▶ _EXERCISE REQUIREMENTS_: In the listing that follows, count each line where the word "contact" appears; write nothing but the count.

▶ _RECORDS FOR PROCESSING_:
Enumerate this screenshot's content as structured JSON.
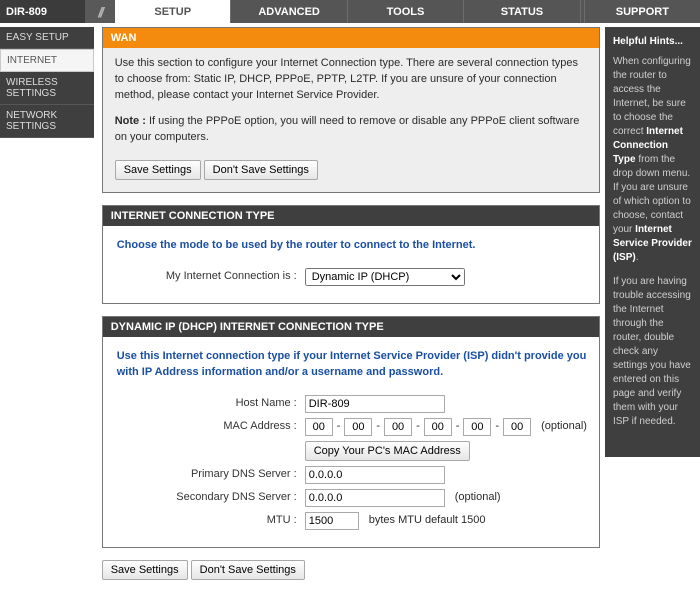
{
  "model": "DIR-809",
  "tabs": {
    "setup": "SETUP",
    "advanced": "ADVANCED",
    "tools": "TOOLS",
    "status": "STATUS",
    "support": "SUPPORT"
  },
  "sidebar": {
    "easy_setup": "EASY SETUP",
    "internet": "INTERNET",
    "wireless": "WIRELESS SETTINGS",
    "network": "NETWORK SETTINGS"
  },
  "wan": {
    "title": "WAN",
    "intro": "Use this section to configure your Internet Connection type. There are several connection types to choose from: Static IP, DHCP, PPPoE, PPTP, L2TP. If you are unsure of your connection method, please contact your Internet Service Provider.",
    "note_label": "Note :",
    "note_text": " If using the PPPoE option, you will need to remove or disable any PPPoE client software on your computers.",
    "save": "Save Settings",
    "dont_save": "Don't Save Settings"
  },
  "ict": {
    "title": "INTERNET CONNECTION TYPE",
    "intro": "Choose the mode to be used by the router to connect to the Internet.",
    "label": "My Internet Connection is :",
    "value": "Dynamic IP (DHCP)"
  },
  "dhcp": {
    "title": "DYNAMIC IP (DHCP) INTERNET CONNECTION TYPE",
    "intro": "Use this Internet connection type if your Internet Service Provider (ISP) didn't provide you with IP Address information and/or a username and password.",
    "host_label": "Host Name :",
    "host_value": "DIR-809",
    "mac_label": "MAC Address :",
    "mac_oct": "00",
    "mac_sep": "-",
    "mac_optional": "(optional)",
    "copy_mac": "Copy Your PC's MAC Address",
    "pdns_label": "Primary DNS Server :",
    "pdns_value": "0.0.0.0",
    "sdns_label": "Secondary DNS Server :",
    "sdns_value": "0.0.0.0",
    "sdns_optional": "(optional)",
    "mtu_label": "MTU :",
    "mtu_value": "1500",
    "mtu_suffix": "bytes MTU default 1500"
  },
  "bottom": {
    "save": "Save Settings",
    "dont_save": "Don't Save Settings"
  },
  "hints": {
    "title": "Helpful Hints...",
    "p1a": "When configuring the router to access the Internet, be sure to choose the correct ",
    "p1b": "Internet Connection Type",
    "p1c": " from the drop down menu. If you are unsure of which option to choose, contact your ",
    "p1d": "Internet Service Provider (ISP)",
    "p1e": ".",
    "p2": "If you are having trouble accessing the Internet through the router, double check any settings you have entered on this page and verify them with your ISP if needed."
  }
}
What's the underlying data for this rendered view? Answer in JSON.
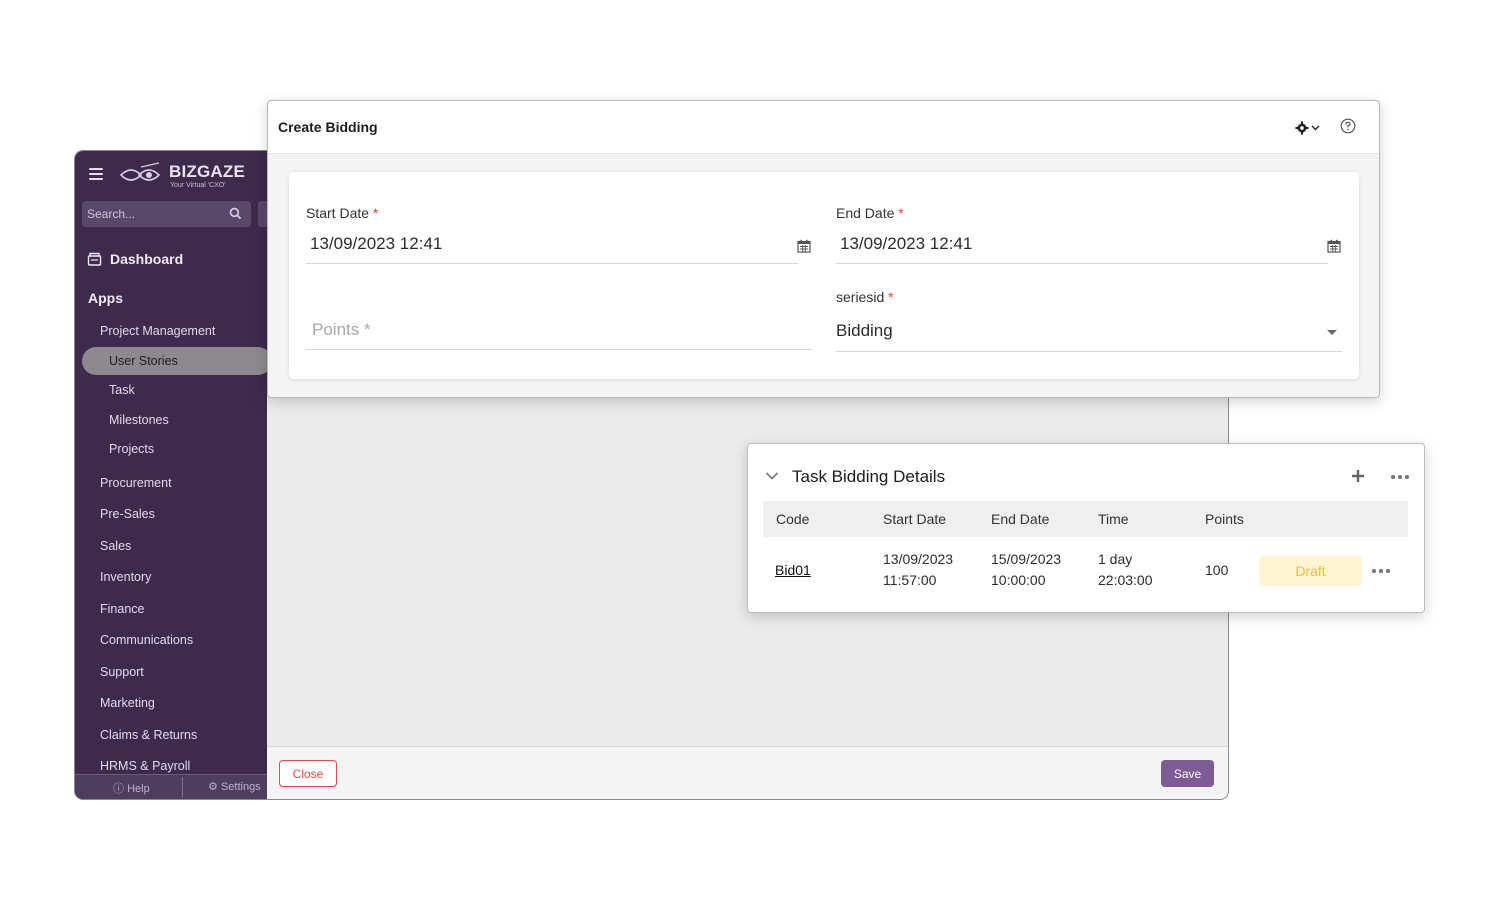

▶ _RESULT FOR THIS TASK_: 2